[Data listing]
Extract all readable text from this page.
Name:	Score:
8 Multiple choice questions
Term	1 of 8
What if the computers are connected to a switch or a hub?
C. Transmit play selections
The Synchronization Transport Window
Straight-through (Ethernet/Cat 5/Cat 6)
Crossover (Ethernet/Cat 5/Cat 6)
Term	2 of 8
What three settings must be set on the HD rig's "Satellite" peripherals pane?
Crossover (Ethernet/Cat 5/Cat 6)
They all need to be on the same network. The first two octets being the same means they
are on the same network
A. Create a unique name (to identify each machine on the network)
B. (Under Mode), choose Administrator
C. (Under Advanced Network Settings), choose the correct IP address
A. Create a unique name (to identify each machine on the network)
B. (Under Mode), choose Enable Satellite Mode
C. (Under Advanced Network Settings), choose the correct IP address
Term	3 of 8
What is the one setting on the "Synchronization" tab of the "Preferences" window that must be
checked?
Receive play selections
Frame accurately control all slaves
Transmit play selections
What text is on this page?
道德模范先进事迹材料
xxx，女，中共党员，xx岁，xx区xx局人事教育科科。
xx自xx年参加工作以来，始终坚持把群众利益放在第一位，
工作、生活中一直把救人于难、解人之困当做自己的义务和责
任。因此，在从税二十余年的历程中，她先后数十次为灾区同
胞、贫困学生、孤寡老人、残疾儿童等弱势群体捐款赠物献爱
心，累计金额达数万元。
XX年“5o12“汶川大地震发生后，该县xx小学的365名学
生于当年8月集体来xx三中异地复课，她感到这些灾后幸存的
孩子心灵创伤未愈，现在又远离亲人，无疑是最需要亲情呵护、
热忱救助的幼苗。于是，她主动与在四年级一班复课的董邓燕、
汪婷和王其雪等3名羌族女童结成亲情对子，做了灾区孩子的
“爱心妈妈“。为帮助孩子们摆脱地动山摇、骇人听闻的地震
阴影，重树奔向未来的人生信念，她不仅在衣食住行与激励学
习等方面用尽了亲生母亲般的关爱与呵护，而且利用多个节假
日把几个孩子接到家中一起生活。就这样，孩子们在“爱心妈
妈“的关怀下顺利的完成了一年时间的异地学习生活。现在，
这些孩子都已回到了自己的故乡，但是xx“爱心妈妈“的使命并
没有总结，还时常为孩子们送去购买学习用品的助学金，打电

## PROMPT
State the count of lines above containing the string "this", and add nothing to it.

## CORRECT ANSWER
2